**EXERCISE AIM:**
Show each line of the data below that contains the string "item". Case counts.

**INFORMATION SHOWN:**
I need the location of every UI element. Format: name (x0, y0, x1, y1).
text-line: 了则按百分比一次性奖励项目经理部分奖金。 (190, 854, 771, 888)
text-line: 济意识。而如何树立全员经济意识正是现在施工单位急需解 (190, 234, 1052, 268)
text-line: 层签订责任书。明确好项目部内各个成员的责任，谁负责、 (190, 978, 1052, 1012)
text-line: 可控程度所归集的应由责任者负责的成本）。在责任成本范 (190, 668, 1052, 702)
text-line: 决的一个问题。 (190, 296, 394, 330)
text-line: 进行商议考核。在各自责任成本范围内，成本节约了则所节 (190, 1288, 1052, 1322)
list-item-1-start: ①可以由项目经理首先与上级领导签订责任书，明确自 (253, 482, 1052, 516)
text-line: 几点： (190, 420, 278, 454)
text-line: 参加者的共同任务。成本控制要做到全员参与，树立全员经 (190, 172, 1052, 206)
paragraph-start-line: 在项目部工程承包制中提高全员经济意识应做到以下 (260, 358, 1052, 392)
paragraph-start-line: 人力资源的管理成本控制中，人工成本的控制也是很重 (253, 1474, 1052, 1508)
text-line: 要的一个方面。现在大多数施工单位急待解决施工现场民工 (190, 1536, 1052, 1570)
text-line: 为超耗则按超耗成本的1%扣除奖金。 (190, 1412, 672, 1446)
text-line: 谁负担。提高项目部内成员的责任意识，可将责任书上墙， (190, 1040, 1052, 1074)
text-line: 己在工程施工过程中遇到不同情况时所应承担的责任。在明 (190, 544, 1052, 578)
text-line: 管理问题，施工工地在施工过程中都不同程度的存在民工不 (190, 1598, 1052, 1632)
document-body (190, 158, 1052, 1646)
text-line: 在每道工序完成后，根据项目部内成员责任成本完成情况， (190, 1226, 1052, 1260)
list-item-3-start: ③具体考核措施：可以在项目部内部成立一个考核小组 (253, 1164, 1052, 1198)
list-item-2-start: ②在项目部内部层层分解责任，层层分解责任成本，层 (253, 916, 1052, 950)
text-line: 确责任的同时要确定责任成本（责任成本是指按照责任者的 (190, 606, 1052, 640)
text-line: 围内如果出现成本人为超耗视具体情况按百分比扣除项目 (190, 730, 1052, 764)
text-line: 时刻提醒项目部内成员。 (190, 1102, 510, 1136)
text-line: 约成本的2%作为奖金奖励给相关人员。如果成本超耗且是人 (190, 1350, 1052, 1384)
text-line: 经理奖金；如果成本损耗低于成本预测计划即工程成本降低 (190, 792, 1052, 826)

**COMPLETE ANSWER:**
list-item-1-start: ①可以由项目经理首先与上级领导签订责任书，明确自 (253, 482, 1052, 516)
list-item-3-start: ③具体考核措施：可以在项目部内部成立一个考核小组 (253, 1164, 1052, 1198)
list-item-2-start: ②在项目部内部层层分解责任，层层分解责任成本，层 (253, 916, 1052, 950)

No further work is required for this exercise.